Problems —
**1)** In the forum thread about lags on the client, what is the usual round trip time between the server and the client?
**2)** Continue the forum thread about lags on the client from the point where it stops.

* START Page excerpt *

Huge lags on the client

Hi, sometimes huge lags happen on the client. We are trying to investigate the issue. Sometimes our Photon server sends a packet and a client receives it in more than 1 second. Usually round trip time between the server and the client is 200 ms. So we would like understand a packet is in the client's incoming queue or the server's outgoing queue. Do we have a way to do it? The server is Windows Server 2012 R2 x64 (4.0.29.11263). The client is Windows 7 and it uses Photon Unity SDK (4.1.1.2).

Comments

  • hi, @nlisun
    you may use wireshark to sniff packets and see whether it was recived or not.

    could you also describe case when you see this issue?

    best,
    ilya
  • Thanks for quick answer!

    The server uses UDP protocol. Usually 5-20 peers are connected to the server. Each peer sends/receives 10 packets per second (this is maximum). The packets are sent by unreliable channel of the server and have a size about 90 - 800 bytes.

    Sniffers are good but they don't give us information about network packets.
  • using sniffer on server and clients you may see what packets was send to client and compare when they were recived.

    you are using UNRELIABLE protocol. this means that photon does not try to resend if it did not get acknolegements from client. and as you know UDP may even lose your packet.
    this does not sound like photon issue.

    best,
    ilya
  • @nlisun we have discussed a little what is going on with your project. it looks like some packets are sent reliable in your case. because when you send big packets they are fragmented and sent REliably. our current implementation of unreliable supports only sequenced transmission. so, if transmission takes more then 1 second this packet should be discarded with your current packets per second amount.

    another issue can reside on client side. it may happen that you do not call peer.Service often enough. may be there is a spikes on client. then you will not be able to get anything too

    best,
    ilya
  • @chvetsov What size of the packet is big? Could you please write more information how Photon works on low level? It will very help us to understand what we should do. Does SendParameters.Flush influence on sending time and packets fragmentation?

* END Page excerpt *
* START Stored rows *

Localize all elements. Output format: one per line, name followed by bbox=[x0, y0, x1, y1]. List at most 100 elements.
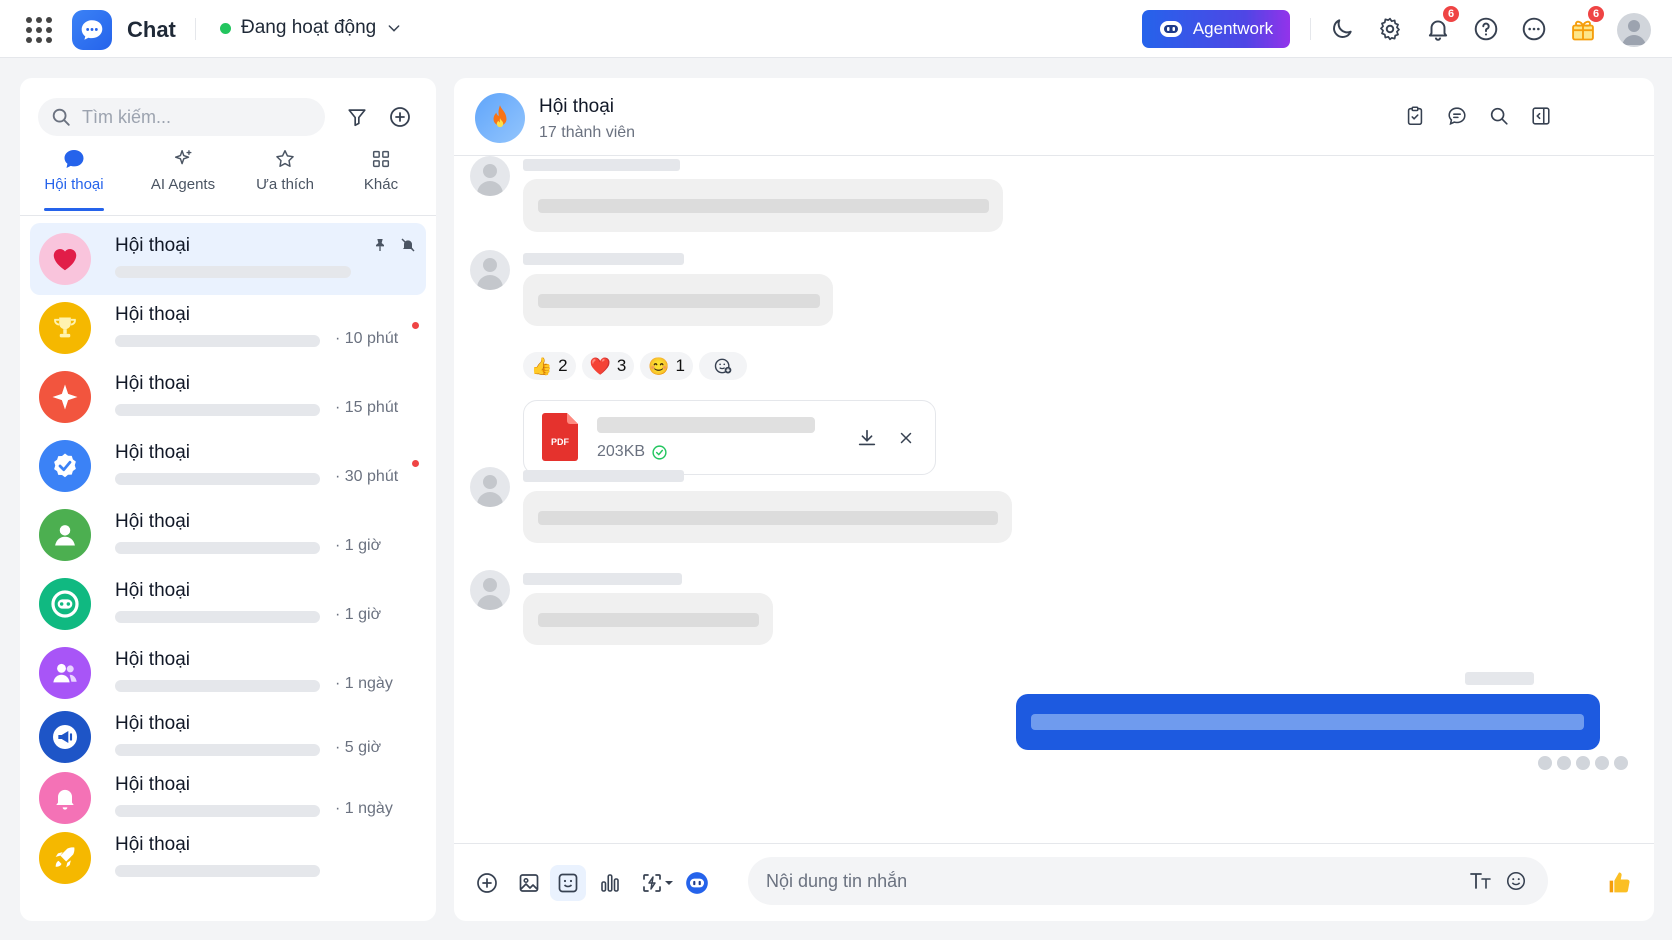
message-bubble[interactable] bbox=[523, 593, 773, 645]
seen-by-avatars[interactable] bbox=[1537, 755, 1629, 771]
add-reaction-button[interactable] bbox=[698, 352, 747, 380]
poll-chart-icon[interactable] bbox=[595, 868, 625, 898]
grid-icon bbox=[372, 150, 390, 168]
notification-bell-icon[interactable]: 6 bbox=[1423, 6, 1459, 44]
dark-mode-icon[interactable] bbox=[1327, 14, 1357, 44]
reaction-smile[interactable]: 😊 1 bbox=[640, 352, 693, 380]
conversation-item[interactable]: Hội thoại · 15 phút bbox=[30, 361, 426, 433]
group-avatar[interactable] bbox=[475, 93, 525, 143]
sparkle-icon bbox=[174, 150, 192, 165]
sender-name-placeholder bbox=[523, 253, 684, 265]
emoji-icon[interactable] bbox=[1502, 867, 1530, 895]
conversation-avatar bbox=[39, 509, 91, 561]
verified-badge-icon bbox=[54, 453, 76, 478]
reaction-count: 1 bbox=[675, 356, 685, 375]
sender-name-placeholder bbox=[523, 470, 684, 482]
sender-avatar[interactable] bbox=[470, 250, 510, 290]
add-attachment-icon[interactable] bbox=[472, 868, 502, 898]
task-clipboard-icon[interactable] bbox=[1401, 102, 1429, 130]
filter-icon[interactable] bbox=[342, 102, 372, 132]
message-preview-placeholder bbox=[115, 611, 320, 623]
send-thumbs-up-icon[interactable] bbox=[1604, 868, 1634, 898]
message-text-placeholder bbox=[1031, 714, 1584, 730]
thread-comment-icon[interactable] bbox=[1443, 102, 1471, 130]
message-bubble[interactable] bbox=[523, 491, 1012, 543]
app-launcher-icon[interactable] bbox=[26, 17, 52, 43]
conversation-avatar bbox=[39, 233, 91, 285]
sender-avatar[interactable] bbox=[470, 156, 510, 196]
search-input[interactable] bbox=[82, 106, 302, 128]
message-text-placeholder bbox=[538, 199, 989, 213]
quick-action-dropdown[interactable] bbox=[637, 868, 677, 898]
pin-icon[interactable] bbox=[372, 237, 388, 258]
toggle-sidebar-icon[interactable] bbox=[1527, 102, 1555, 130]
tab-favorites[interactable]: Ưa thích bbox=[245, 148, 325, 193]
conversation-name: Hội thoại bbox=[115, 442, 190, 463]
user-avatar[interactable] bbox=[1617, 13, 1651, 47]
conversation-time: · 10 phút bbox=[335, 330, 399, 347]
tab-ai-agents[interactable]: AI Agents bbox=[138, 148, 228, 193]
gift-icon[interactable]: 6 bbox=[1568, 6, 1604, 44]
trophy-icon bbox=[54, 317, 76, 338]
message-preview-placeholder bbox=[115, 865, 320, 877]
chat-header: Hội thoại 17 thành viên bbox=[454, 78, 1654, 156]
message-composer bbox=[454, 843, 1654, 921]
conversation-item[interactable]: Hội thoại bbox=[30, 223, 426, 295]
close-icon[interactable] bbox=[893, 425, 919, 451]
search-box[interactable] bbox=[38, 98, 325, 136]
conversation-item[interactable]: Hội thoại · 1 giờ bbox=[30, 499, 426, 571]
group-icon bbox=[53, 663, 77, 683]
conversation-name: Hội thoại bbox=[115, 304, 190, 325]
reaction-count: 2 bbox=[558, 356, 568, 375]
search-icon[interactable] bbox=[1485, 102, 1513, 130]
conversation-name: Hội thoại bbox=[115, 713, 190, 734]
file-size: 203KB bbox=[597, 443, 646, 460]
member-count[interactable]: 17 thành viên bbox=[539, 124, 635, 142]
message-preview-placeholder bbox=[115, 335, 320, 347]
ai-assistant-icon[interactable] bbox=[682, 868, 712, 898]
conversation-item[interactable]: Hội thoại · 10 phút bbox=[30, 292, 426, 364]
message-bubble[interactable] bbox=[523, 179, 1003, 232]
file-attachment[interactable]: PDF 203KB bbox=[523, 400, 936, 475]
new-conversation-icon[interactable] bbox=[385, 102, 415, 132]
message-input[interactable] bbox=[766, 869, 1426, 893]
reaction-thumbs-up[interactable]: 👍 2 bbox=[523, 352, 576, 380]
mute-bell-icon[interactable] bbox=[400, 237, 416, 258]
message-preview-placeholder bbox=[115, 404, 320, 416]
more-options-icon[interactable] bbox=[1519, 14, 1549, 44]
conversation-item[interactable]: Hội thoại · 1 ngày bbox=[30, 637, 426, 709]
tab-conversations[interactable]: Hội thoại bbox=[44, 148, 104, 211]
reaction-heart[interactable]: ❤️ 3 bbox=[581, 352, 635, 380]
status-selector[interactable]: Đang hoạt động bbox=[220, 17, 402, 39]
reaction-count: 3 bbox=[616, 356, 627, 375]
conversation-item[interactable]: Hội thoại · 30 phút bbox=[30, 430, 426, 502]
download-icon[interactable] bbox=[854, 425, 880, 451]
outgoing-message-bubble[interactable] bbox=[1016, 694, 1600, 750]
image-icon[interactable] bbox=[514, 868, 544, 898]
settings-gear-icon[interactable] bbox=[1375, 14, 1405, 44]
sender-avatar[interactable] bbox=[470, 467, 510, 507]
pdf-label: PDF bbox=[551, 437, 570, 447]
message-preview-placeholder bbox=[115, 473, 320, 485]
sender-name-placeholder bbox=[523, 159, 680, 171]
conversation-item[interactable]: Hội thoại bbox=[30, 822, 426, 894]
message-bubble[interactable] bbox=[523, 274, 833, 326]
agentwork-button[interactable]: Agentwork bbox=[1142, 10, 1290, 48]
sticker-icon[interactable] bbox=[550, 865, 586, 901]
seen-avatar bbox=[1594, 755, 1610, 771]
chat-app-logo bbox=[72, 10, 112, 50]
seen-avatar bbox=[1556, 755, 1572, 771]
conversation-item[interactable]: Hội thoại · 1 giờ bbox=[30, 568, 426, 640]
flash-frame-icon bbox=[643, 874, 661, 892]
smile-emoji: 😊 bbox=[648, 356, 670, 376]
tab-more[interactable]: Khác bbox=[356, 148, 406, 193]
conversation-name: Hội thoại bbox=[115, 649, 190, 670]
text-format-icon[interactable] bbox=[1467, 867, 1495, 895]
conversation-name: Hội thoại bbox=[115, 235, 190, 256]
conversation-avatar bbox=[39, 578, 91, 630]
seen-avatar bbox=[1613, 755, 1629, 771]
timestamp-placeholder bbox=[1465, 672, 1534, 685]
sender-avatar[interactable] bbox=[470, 570, 510, 610]
conversation-name: Hội thoại bbox=[115, 774, 190, 795]
help-icon[interactable] bbox=[1471, 14, 1501, 44]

* END Stored rows *

Solved tasks —
**1)** About 200 ms.

**2)**
    The client tries to call peer.Service every 20 ms. So I don't think the issue is in the client.

    Thanks,
    Nikolay
  • hi, @nlisun

    >What size of the packet is big?
    size which are bigger ~1150 bytes will be splitted. this is not exact value, but close enough

    >Could you please write more information how Photon works on low level?
    this is too big question.

    >Does SendParameters.Flush influence on sending time and packets fragmentation?
    it may have influence on sending time but not on backets fragmentation. you should check PhotonServer.config whether you are using nagling or not. Nagling may create ~15 ms delay before seding in order to collect enough packets. you may switch it of, if in your case you send packets from server on per time basis.

    what version of PhotonSocketServer are you using?

    best,
    ilya
  • @chvetsov I'm using v4.0.29.11263
  • Hello @chvetsov,
    So, if we update client state 10 times a second and server replies on each message with unreliable, then what is the best strategy in aspect of server reply size?
    KPIs: minimal delay 1st, unreliable delivery % 2nd
    a) keep server reply under 1150 bytes and spread data pieces across several replies, keeping in mind 10 pps frequency
    b) reply all the data at once regardless of reply message size, because this improves client world representation

    Thanks,
    Alexander
  • hi, @aefimov
    well, i think a) is way to go. because if data is begger then mtu- header, your data will be sent reliably. this may cause quite big delays in your case. i mean with RTT ~ 200 ms,
    you may override OnSent method for Peer and track data size, in order to check whether this is really your case

    best,
    ilya
  • Hi @chvetsov,

    Yes, a) seems reasonable. That's what we have originally in the game. However, we made several tests for variable pps and variable server reply size. With just one client the result seems to be the same, regardless of its parameters. Please check the log below from test client app, I think those unreliable round trip time text charts are self-explaining.

    If there are 20 clients or more then we expect over a second delays in server reply on client side. I guess the cause might be the server host VM, which is low tier Azure instance, but CPU load is low and bandwidth is reasonable for 10-20 clients.

    So we'll get back under the MTU size to see if it helps. I'll report here about the result.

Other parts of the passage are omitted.